■ Direction ■
Print the whole listing exactly.

■ Records for this task ■
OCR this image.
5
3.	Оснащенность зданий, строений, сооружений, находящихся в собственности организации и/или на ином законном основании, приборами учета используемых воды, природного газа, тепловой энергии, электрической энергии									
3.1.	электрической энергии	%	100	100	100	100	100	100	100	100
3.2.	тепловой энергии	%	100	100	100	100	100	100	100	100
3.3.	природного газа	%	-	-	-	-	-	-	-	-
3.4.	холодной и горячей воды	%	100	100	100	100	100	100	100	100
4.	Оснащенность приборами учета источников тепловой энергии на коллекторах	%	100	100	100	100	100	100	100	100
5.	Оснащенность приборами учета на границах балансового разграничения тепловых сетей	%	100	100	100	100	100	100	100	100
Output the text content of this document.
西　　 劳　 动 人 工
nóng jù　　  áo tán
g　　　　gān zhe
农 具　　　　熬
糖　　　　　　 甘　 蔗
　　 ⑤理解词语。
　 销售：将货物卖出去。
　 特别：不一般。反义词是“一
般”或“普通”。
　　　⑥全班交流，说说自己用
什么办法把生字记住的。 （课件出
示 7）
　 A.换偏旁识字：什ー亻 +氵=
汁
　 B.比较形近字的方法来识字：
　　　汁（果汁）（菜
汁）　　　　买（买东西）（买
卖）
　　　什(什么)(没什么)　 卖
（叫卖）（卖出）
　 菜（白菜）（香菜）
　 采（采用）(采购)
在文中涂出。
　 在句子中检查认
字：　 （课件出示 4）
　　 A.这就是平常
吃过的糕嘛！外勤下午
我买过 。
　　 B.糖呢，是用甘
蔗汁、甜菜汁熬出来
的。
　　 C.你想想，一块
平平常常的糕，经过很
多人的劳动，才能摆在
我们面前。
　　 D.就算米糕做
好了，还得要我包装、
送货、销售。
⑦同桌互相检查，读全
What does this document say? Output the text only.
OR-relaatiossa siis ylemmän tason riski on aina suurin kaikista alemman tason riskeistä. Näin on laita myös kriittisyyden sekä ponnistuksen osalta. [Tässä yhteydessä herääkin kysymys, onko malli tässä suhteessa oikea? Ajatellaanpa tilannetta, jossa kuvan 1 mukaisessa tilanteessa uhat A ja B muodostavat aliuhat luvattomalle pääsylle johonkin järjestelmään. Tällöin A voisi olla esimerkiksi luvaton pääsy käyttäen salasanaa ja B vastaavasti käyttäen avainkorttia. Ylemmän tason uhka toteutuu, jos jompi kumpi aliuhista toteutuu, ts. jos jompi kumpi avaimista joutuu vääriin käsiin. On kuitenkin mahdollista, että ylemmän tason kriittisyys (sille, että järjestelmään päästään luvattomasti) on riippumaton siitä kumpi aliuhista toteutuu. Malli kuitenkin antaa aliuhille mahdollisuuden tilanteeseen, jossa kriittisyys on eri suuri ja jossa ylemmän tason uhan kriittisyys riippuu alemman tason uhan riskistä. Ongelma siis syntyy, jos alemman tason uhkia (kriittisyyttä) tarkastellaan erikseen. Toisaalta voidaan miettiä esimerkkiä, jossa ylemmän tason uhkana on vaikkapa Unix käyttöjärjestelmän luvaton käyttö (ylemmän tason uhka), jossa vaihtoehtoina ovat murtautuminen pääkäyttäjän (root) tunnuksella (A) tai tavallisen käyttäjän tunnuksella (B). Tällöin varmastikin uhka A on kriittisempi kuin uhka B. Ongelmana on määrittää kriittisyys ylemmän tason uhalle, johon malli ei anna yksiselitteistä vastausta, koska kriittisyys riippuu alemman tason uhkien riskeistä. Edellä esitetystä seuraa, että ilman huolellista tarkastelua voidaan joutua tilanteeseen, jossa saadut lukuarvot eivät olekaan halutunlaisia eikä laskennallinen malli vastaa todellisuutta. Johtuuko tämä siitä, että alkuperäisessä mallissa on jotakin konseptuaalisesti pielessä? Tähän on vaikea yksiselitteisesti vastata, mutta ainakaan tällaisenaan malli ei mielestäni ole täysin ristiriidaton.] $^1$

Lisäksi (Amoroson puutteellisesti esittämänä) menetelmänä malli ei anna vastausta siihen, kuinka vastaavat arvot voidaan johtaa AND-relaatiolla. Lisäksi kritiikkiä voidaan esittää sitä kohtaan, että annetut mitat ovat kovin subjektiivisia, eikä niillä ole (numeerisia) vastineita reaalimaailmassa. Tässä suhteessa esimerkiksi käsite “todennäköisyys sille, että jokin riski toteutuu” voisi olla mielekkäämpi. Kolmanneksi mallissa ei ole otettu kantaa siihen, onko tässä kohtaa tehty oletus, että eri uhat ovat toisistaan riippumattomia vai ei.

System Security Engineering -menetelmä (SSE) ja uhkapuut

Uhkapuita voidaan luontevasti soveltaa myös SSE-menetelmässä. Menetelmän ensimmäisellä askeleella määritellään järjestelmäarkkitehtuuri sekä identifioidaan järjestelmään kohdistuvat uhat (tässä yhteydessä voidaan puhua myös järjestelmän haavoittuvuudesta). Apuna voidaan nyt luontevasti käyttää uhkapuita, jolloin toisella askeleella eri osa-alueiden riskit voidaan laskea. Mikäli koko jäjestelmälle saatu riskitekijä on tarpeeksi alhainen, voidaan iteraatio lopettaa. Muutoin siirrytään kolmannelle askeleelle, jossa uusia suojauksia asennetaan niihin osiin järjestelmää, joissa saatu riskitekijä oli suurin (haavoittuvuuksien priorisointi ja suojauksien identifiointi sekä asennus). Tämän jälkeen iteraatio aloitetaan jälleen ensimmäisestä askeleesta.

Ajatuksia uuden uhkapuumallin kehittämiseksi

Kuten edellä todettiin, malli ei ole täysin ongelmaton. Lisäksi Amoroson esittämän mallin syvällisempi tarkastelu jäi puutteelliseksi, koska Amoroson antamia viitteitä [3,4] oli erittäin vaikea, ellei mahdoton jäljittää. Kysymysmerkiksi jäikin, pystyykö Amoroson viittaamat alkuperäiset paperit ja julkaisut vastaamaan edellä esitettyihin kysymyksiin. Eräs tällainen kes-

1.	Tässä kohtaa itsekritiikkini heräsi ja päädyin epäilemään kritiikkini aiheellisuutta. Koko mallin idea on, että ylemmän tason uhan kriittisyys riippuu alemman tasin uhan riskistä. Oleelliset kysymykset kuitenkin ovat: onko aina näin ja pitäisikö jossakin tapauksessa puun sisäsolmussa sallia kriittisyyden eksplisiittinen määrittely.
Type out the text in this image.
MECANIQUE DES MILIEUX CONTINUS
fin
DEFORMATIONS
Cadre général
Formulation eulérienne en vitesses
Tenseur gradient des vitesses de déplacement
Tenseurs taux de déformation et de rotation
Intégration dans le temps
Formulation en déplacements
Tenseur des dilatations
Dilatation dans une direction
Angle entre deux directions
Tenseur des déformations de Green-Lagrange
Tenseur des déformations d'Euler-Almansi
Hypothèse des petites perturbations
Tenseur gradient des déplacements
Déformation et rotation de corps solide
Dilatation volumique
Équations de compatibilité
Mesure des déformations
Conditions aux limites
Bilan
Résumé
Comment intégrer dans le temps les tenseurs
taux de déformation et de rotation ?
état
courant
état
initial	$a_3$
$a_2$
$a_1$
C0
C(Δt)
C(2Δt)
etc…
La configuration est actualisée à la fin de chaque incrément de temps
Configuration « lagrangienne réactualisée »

■ Finished exercise ■
OCR this image.
5
3.	Оснащенность зданий, строений, сооружений, находящихся в собственности организации и/или на ином законном основании, приборами учета используемых воды, природного газа, тепловой энергии, электрической энергии									
3.1.	электрической энергии	%	100	100	100	100	100	100	100	100
3.2.	тепловой энергии	%	100	100	100	100	100	100	100	100
3.3.	природного газа	%	-	-	-	-	-	-	-	-
3.4.	холодной и горячей воды	%	100	100	100	100	100	100	100	100
4.	Оснащенность приборами учета источников тепловой энергии на коллекторах	%	100	100	100	100	100	100	100	100
5.	Оснащенность приборами учета на границах балансового разграничения тепловых сетей	%	100	100	100	100	100	100	100	100
Output the text content of this document.
西　　 劳　 动 人 工
nóng jù　　  áo tán
g　　　　gān zhe
农 具　　　　熬
糖　　　　　　 甘　 蔗
　　 ⑤理解词语。
　 销售：将货物卖出去。
　 特别：不一般。反义词是“一
般”或“普通”。
　　　⑥全班交流，说说自己用
什么办法把生字记住的。 （课件出
示 7）
　 A.换偏旁识字：什ー亻 +氵=
汁
　 B.比较形近字的方法来识字：
　　　汁（果汁）（菜
汁）　　　　买（买东西）（买
卖）
　　　什(什么)(没什么)　 卖
（叫卖）（卖出）
　 菜（白菜）（香菜）
　 采（采用）(采购)
在文中涂出。
　 在句子中检查认
字：　 （课件出示 4）
　　 A.这就是平常
吃过的糕嘛！外勤下午
我买过 。
　　 B.糖呢，是用甘
蔗汁、甜菜汁熬出来
的。
　　 C.你想想，一块
平平常常的糕，经过很
多人的劳动，才能摆在
我们面前。
　　 D.就算米糕做
好了，还得要我包装、
送货、销售。
⑦同桌互相检查，读全
What does this document say? Output the text only.
OR-relaatiossa siis ylemmän tason riski on aina suurin kaikista alemman tason riskeistä. Näin on laita myös kriittisyyden sekä ponnistuksen osalta. [Tässä yhteydessä herääkin kysymys, onko malli tässä suhteessa oikea? Ajatellaanpa tilannetta, jossa kuvan 1 mukaisessa tilanteessa uhat A ja B muodostavat aliuhat luvattomalle pääsylle johonkin järjestelmään. Tällöin A voisi olla esimerkiksi luvaton pääsy käyttäen salasanaa ja B vastaavasti käyttäen avainkorttia. Ylemmän tason uhka toteutuu, jos jompi kumpi aliuhista toteutuu, ts. jos jompi kumpi avaimista joutuu vääriin käsiin. On kuitenkin mahdollista, että ylemmän tason kriittisyys (sille, että järjestelmään päästään luvattomasti) on riippumaton siitä kumpi aliuhista toteutuu. Malli kuitenkin antaa aliuhille mahdollisuuden tilanteeseen, jossa kriittisyys on eri suuri ja jossa ylemmän tason uhan kriittisyys riippuu alemman tason uhan riskistä. Ongelma siis syntyy, jos alemman tason uhkia (kriittisyyttä) tarkastellaan erikseen. Toisaalta voidaan miettiä esimerkkiä, jossa ylemmän tason uhkana on vaikkapa Unix käyttöjärjestelmän luvaton käyttö (ylemmän tason uhka), jossa vaihtoehtoina ovat murtautuminen pääkäyttäjän (root) tunnuksella (A) tai tavallisen käyttäjän tunnuksella (B). Tällöin varmastikin uhka A on kriittisempi kuin uhka B. Ongelmana on määrittää kriittisyys ylemmän tason uhalle, johon malli ei anna yksiselitteistä vastausta, koska kriittisyys riippuu alemman tason uhkien riskeistä. Edellä esitetystä seuraa, että ilman huolellista tarkastelua voidaan joutua tilanteeseen, jossa saadut lukuarvot eivät olekaan halutunlaisia eikä laskennallinen malli vastaa todellisuutta. Johtuuko tämä siitä, että alkuperäisessä mallissa on jotakin konseptuaalisesti pielessä? Tähän on vaikea yksiselitteisesti vastata, mutta ainakaan tällaisenaan malli ei mielestäni ole täysin ristiriidaton.] $^1$

Lisäksi (Amoroson puutteellisesti esittämänä) menetelmänä malli ei anna vastausta siihen, kuinka vastaavat arvot voidaan johtaa AND-relaatiolla. Lisäksi kritiikkiä voidaan esittää sitä kohtaan, että annetut mitat ovat kovin subjektiivisia, eikä niillä ole (numeerisia) vastineita reaalimaailmassa. Tässä suhteessa esimerkiksi käsite “todennäköisyys sille, että jokin riski toteutuu” voisi olla mielekkäämpi. Kolmanneksi mallissa ei ole otettu kantaa siihen, onko tässä kohtaa tehty oletus, että eri uhat ovat toisistaan riippumattomia vai ei.

System Security Engineering -menetelmä (SSE) ja uhkapuut

Uhkapuita voidaan luontevasti soveltaa myös SSE-menetelmässä. Menetelmän ensimmäisellä askeleella määritellään järjestelmäarkkitehtuuri sekä identifioidaan järjestelmään kohdistuvat uhat (tässä yhteydessä voidaan puhua myös järjestelmän haavoittuvuudesta). Apuna voidaan nyt luontevasti käyttää uhkapuita, jolloin toisella askeleella eri osa-alueiden riskit voidaan laskea. Mikäli koko jäjestelmälle saatu riskitekijä on tarpeeksi alhainen, voidaan iteraatio lopettaa. Muutoin siirrytään kolmannelle askeleelle, jossa uusia suojauksia asennetaan niihin osiin järjestelmää, joissa saatu riskitekijä oli suurin (haavoittuvuuksien priorisointi ja suojauksien identifiointi sekä asennus). Tämän jälkeen iteraatio aloitetaan jälleen ensimmäisestä askeleesta.

Ajatuksia uuden uhkapuumallin kehittämiseksi

Kuten edellä todettiin, malli ei ole täysin ongelmaton. Lisäksi Amoroson esittämän mallin syvällisempi tarkastelu jäi puutteelliseksi, koska Amoroson antamia viitteitä [3,4] oli erittäin vaikea, ellei mahdoton jäljittää. Kysymysmerkiksi jäikin, pystyykö Amoroson viittaamat alkuperäiset paperit ja julkaisut vastaamaan edellä esitettyihin kysymyksiin. Eräs tällainen kes-

1.	Tässä kohtaa itsekritiikkini heräsi ja päädyin epäilemään kritiikkini aiheellisuutta. Koko mallin idea on, että ylemmän tason uhan kriittisyys riippuu alemman tasin uhan riskistä. Oleelliset kysymykset kuitenkin ovat: onko aina näin ja pitäisikö jossakin tapauksessa puun sisäsolmussa sallia kriittisyyden eksplisiittinen määrittely.
Type out the text in this image.
MECANIQUE DES MILIEUX CONTINUS
fin
DEFORMATIONS
Cadre général
Formulation eulérienne en vitesses
Tenseur gradient des vitesses de déplacement
Tenseurs taux de déformation et de rotation
Intégration dans le temps
Formulation en déplacements
Tenseur des dilatations
Dilatation dans une direction
Angle entre deux directions
Tenseur des déformations de Green-Lagrange
Tenseur des déformations d'Euler-Almansi
Hypothèse des petites perturbations
Tenseur gradient des déplacements
Déformation et rotation de corps solide
Dilatation volumique
Équations de compatibilité
Mesure des déformations
Conditions aux limites
Bilan
Résumé
Comment intégrer dans le temps les tenseurs
taux de déformation et de rotation ?
état
courant
état
initial	$a_3$
$a_2$
$a_1$
C0
C(Δt)
C(2Δt)
etc…
La configuration est actualisée à la fin de chaque incrément de temps
Configuration « lagrangienne réactualisée »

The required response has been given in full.